• _WRITTEN EXERCISE_
Copy out each line containing "Wellness" from the entries below.

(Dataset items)
◆ ◆ ◆
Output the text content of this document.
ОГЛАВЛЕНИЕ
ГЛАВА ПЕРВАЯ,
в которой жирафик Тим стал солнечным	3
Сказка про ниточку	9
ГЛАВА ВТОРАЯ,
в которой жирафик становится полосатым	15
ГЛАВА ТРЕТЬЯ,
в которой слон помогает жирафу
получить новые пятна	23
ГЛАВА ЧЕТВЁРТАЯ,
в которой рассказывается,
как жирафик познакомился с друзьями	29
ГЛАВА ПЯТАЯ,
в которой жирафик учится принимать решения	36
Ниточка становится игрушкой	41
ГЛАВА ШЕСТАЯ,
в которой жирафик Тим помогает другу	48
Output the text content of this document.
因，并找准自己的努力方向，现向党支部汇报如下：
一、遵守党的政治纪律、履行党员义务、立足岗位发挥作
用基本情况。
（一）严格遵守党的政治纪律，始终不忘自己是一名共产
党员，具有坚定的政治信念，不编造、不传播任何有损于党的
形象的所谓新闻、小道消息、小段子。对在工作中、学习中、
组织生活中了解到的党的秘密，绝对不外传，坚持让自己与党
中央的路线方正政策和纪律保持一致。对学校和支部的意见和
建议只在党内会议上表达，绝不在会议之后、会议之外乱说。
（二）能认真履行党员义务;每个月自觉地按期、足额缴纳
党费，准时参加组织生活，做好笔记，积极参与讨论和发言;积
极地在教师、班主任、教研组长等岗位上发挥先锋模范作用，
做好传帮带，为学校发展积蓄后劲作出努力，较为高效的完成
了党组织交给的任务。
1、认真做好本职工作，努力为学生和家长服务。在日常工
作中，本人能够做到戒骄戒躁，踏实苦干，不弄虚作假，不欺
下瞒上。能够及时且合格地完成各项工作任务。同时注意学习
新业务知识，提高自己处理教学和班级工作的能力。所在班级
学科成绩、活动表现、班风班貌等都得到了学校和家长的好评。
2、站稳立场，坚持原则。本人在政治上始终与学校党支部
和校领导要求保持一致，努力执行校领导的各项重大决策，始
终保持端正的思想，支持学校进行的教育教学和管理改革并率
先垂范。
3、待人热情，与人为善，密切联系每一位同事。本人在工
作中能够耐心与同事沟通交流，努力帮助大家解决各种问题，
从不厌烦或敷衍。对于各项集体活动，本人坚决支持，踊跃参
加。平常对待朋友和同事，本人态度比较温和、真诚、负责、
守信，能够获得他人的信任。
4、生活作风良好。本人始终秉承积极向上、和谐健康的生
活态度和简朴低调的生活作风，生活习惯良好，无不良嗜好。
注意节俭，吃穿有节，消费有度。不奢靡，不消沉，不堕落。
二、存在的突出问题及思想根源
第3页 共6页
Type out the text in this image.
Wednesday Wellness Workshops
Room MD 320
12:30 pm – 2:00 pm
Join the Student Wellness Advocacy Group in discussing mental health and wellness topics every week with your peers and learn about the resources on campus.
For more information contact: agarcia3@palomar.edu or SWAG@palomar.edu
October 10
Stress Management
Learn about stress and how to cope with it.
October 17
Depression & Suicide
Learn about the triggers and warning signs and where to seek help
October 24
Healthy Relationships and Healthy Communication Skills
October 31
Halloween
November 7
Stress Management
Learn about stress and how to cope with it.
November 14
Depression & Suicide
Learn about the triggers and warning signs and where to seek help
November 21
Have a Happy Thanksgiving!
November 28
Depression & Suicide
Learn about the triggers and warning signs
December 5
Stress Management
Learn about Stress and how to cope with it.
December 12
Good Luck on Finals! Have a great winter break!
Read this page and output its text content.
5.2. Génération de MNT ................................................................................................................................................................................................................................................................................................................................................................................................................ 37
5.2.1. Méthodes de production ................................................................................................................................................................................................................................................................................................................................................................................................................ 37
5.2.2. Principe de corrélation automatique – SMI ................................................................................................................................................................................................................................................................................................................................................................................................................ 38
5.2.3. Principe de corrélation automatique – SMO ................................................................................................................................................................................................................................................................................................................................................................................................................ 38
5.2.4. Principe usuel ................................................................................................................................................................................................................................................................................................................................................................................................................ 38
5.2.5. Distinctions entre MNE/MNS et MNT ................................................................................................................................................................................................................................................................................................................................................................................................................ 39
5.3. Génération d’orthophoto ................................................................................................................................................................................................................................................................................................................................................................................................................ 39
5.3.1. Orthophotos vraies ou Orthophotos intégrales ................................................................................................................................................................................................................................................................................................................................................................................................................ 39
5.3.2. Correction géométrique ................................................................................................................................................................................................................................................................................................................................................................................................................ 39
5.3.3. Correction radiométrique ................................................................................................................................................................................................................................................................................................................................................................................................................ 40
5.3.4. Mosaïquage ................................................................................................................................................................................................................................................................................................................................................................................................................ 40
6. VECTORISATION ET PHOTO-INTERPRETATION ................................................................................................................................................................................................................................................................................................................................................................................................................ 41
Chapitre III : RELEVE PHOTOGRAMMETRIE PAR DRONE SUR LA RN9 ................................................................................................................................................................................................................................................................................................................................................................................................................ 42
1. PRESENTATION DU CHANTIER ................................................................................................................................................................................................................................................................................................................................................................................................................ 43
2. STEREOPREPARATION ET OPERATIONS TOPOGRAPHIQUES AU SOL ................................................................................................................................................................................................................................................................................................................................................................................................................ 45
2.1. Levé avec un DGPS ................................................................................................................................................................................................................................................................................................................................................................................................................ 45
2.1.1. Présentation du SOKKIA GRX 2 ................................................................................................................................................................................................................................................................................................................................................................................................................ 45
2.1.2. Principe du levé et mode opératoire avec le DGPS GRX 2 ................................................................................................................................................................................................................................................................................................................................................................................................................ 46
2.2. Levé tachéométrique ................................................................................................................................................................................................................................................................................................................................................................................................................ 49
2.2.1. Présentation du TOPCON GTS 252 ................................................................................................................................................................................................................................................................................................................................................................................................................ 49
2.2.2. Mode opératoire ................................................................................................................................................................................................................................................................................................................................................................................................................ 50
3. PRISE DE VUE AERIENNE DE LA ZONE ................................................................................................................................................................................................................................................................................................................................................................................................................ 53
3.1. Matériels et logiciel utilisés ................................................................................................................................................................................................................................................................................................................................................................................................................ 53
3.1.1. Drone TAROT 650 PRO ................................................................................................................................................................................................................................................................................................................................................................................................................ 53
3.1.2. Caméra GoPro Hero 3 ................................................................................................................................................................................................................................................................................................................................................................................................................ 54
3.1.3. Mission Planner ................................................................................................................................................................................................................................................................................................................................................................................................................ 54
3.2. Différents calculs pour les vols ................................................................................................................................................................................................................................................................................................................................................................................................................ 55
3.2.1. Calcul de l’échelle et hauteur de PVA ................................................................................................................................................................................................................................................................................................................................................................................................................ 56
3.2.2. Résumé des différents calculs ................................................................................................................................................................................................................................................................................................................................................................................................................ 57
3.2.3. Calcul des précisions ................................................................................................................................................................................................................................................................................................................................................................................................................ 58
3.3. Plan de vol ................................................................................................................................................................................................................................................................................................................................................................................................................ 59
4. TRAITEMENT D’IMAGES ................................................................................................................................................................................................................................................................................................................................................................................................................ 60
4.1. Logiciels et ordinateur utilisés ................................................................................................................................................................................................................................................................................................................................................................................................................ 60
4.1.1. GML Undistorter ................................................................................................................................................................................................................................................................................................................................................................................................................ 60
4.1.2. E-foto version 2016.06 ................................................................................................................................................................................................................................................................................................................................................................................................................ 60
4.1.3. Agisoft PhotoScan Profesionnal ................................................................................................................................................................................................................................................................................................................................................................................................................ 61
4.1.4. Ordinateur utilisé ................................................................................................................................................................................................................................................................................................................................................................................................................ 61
◆ ◆ ◆
• _FINISHED TASK_
Wednesday Wellness Workshops
Join the Student Wellness Advocacy Group in discussing mental health and wellness topics every week with your peers and learn about the resources on campus.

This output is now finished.